(Exercise goal): Skip the pictures and repeat each line of the data exactly.
---- Records supplied
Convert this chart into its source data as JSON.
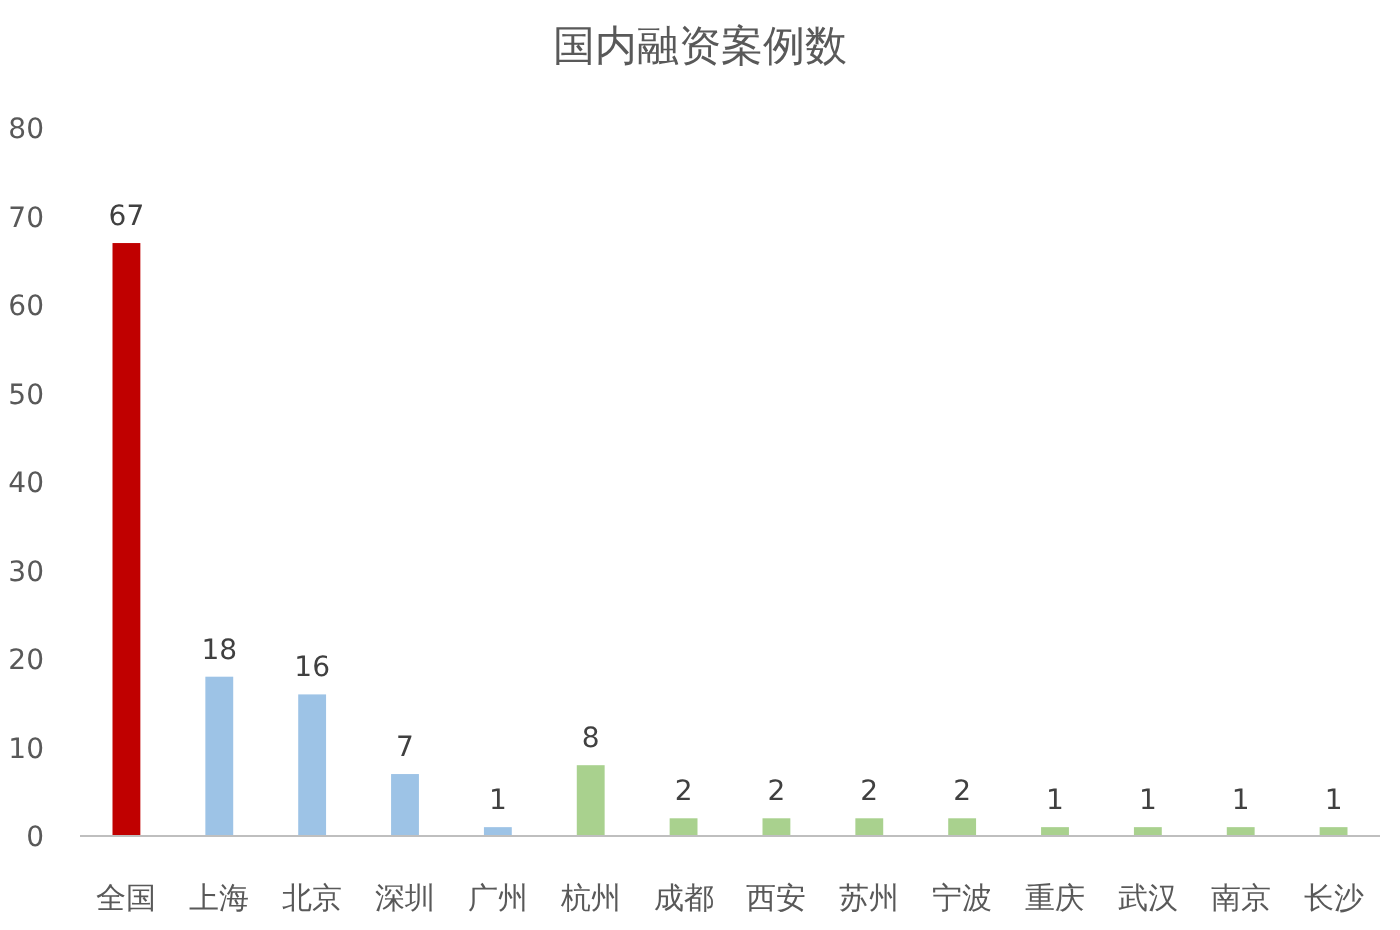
{
  "chart_data": {
    "type": "bar",
    "title": "国内融资案例数",
    "categories": [
      "全国",
      "上海",
      "北京",
      "深圳",
      "广州",
      "杭州",
      "成都",
      "西安",
      "苏州",
      "宁波",
      "重庆",
      "武汉",
      "南京",
      "长沙"
    ],
    "values": [
      67,
      18,
      16,
      7,
      1,
      8,
      2,
      2,
      2,
      2,
      1,
      1,
      1,
      1
    ],
    "colors": [
      "#c00000",
      "#9dc3e6",
      "#9dc3e6",
      "#9dc3e6",
      "#9dc3e6",
      "#a9d18e",
      "#a9d18e",
      "#a9d18e",
      "#a9d18e",
      "#a9d18e",
      "#a9d18e",
      "#a9d18e",
      "#a9d18e",
      "#a9d18e"
    ],
    "ylim": [
      0,
      80
    ],
    "yticks": [
      0,
      10,
      20,
      30,
      40,
      50,
      60,
      70,
      80
    ],
    "data_labels": true,
    "grid": false
  }
}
--------
(Exercise response):
Convert this chart into its source data as JSON.
{
  "chart_data": {
    "type": "bar",
    "title": "国内融资案例数",
    "categories": [
      "全国",
      "上海",
      "北京",
      "深圳",
      "广州",
      "杭州",
      "成都",
      "西安",
      "苏州",
      "宁波",
      "重庆",
      "武汉",
      "南京",
      "长沙"
    ],
    "values": [
      67,
      18,
      16,
      7,
      1,
      8,
      2,
      2,
      2,
      2,
      1,
      1,
      1,
      1
    ],
    "colors": [
      "#c00000",
      "#9dc3e6",
      "#9dc3e6",
      "#9dc3e6",
      "#9dc3e6",
      "#a9d18e",
      "#a9d18e",
      "#a9d18e",
      "#a9d18e",
      "#a9d18e",
      "#a9d18e",
      "#a9d18e",
      "#a9d18e",
      "#a9d18e"
    ],
    "ylim": [
      0,
      80
    ],
    "yticks": [
      0,
      10,
      20,
      30,
      40,
      50,
      60,
      70,
      80
    ],
    "data_labels": true,
    "grid": false
  }
}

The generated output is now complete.